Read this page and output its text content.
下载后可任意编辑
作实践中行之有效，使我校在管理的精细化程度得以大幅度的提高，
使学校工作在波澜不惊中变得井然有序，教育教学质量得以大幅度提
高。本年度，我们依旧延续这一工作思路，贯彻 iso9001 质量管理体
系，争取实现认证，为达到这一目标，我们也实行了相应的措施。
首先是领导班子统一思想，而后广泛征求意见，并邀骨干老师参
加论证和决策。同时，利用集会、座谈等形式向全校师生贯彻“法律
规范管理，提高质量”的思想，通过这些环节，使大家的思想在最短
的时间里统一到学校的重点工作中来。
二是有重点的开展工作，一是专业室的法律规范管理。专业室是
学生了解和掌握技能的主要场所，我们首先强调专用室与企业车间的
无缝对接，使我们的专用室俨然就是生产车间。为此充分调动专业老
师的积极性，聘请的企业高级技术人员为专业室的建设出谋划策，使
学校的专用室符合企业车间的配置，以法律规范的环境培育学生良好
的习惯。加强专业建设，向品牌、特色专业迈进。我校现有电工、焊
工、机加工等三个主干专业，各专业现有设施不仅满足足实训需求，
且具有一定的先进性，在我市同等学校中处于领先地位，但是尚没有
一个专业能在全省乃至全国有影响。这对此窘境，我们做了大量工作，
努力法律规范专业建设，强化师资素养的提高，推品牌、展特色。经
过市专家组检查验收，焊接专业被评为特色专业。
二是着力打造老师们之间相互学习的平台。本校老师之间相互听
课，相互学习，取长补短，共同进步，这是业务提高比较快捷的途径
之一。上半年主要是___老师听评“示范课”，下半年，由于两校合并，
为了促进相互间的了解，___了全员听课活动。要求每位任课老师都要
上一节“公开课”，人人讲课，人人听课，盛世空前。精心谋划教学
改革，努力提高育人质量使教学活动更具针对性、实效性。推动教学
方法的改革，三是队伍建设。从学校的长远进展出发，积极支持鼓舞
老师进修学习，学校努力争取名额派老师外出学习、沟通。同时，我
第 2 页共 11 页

========================================================================

- **Exercise**
Reproduce the listing above verbatim, from first line to last.

- **Answer below**
Read this page and output its text content.
下载后可任意编辑
作实践中行之有效，使我校在管理的精细化程度得以大幅度的提高，
使学校工作在波澜不惊中变得井然有序，教育教学质量得以大幅度提
高。本年度，我们依旧延续这一工作思路，贯彻 iso9001 质量管理体
系，争取实现认证，为达到这一目标，我们也实行了相应的措施。
首先是领导班子统一思想，而后广泛征求意见，并邀骨干老师参
加论证和决策。同时，利用集会、座谈等形式向全校师生贯彻“法律
规范管理，提高质量”的思想，通过这些环节，使大家的思想在最短
的时间里统一到学校的重点工作中来。
二是有重点的开展工作，一是专业室的法律规范管理。专业室是
学生了解和掌握技能的主要场所，我们首先强调专用室与企业车间的
无缝对接，使我们的专用室俨然就是生产车间。为此充分调动专业老
师的积极性，聘请的企业高级技术人员为专业室的建设出谋划策，使
学校的专用室符合企业车间的配置，以法律规范的环境培育学生良好
的习惯。加强专业建设，向品牌、特色专业迈进。我校现有电工、焊
工、机加工等三个主干专业，各专业现有设施不仅满足足实训需求，
且具有一定的先进性，在我市同等学校中处于领先地位，但是尚没有
一个专业能在全省乃至全国有影响。这对此窘境，我们做了大量工作，
努力法律规范专业建设，强化师资素养的提高，推品牌、展特色。经
过市专家组检查验收，焊接专业被评为特色专业。
二是着力打造老师们之间相互学习的平台。本校老师之间相互听
课，相互学习，取长补短，共同进步，这是业务提高比较快捷的途径
之一。上半年主要是___老师听评“示范课”，下半年，由于两校合并，
为了促进相互间的了解，___了全员听课活动。要求每位任课老师都要
上一节“公开课”，人人讲课，人人听课，盛世空前。精心谋划教学
改革，努力提高育人质量使教学活动更具针对性、实效性。推动教学
方法的改革，三是队伍建设。从学校的长远进展出发，积极支持鼓舞
老师进修学习，学校努力争取名额派老师外出学习、沟通。同时，我
第 2 页共 11 页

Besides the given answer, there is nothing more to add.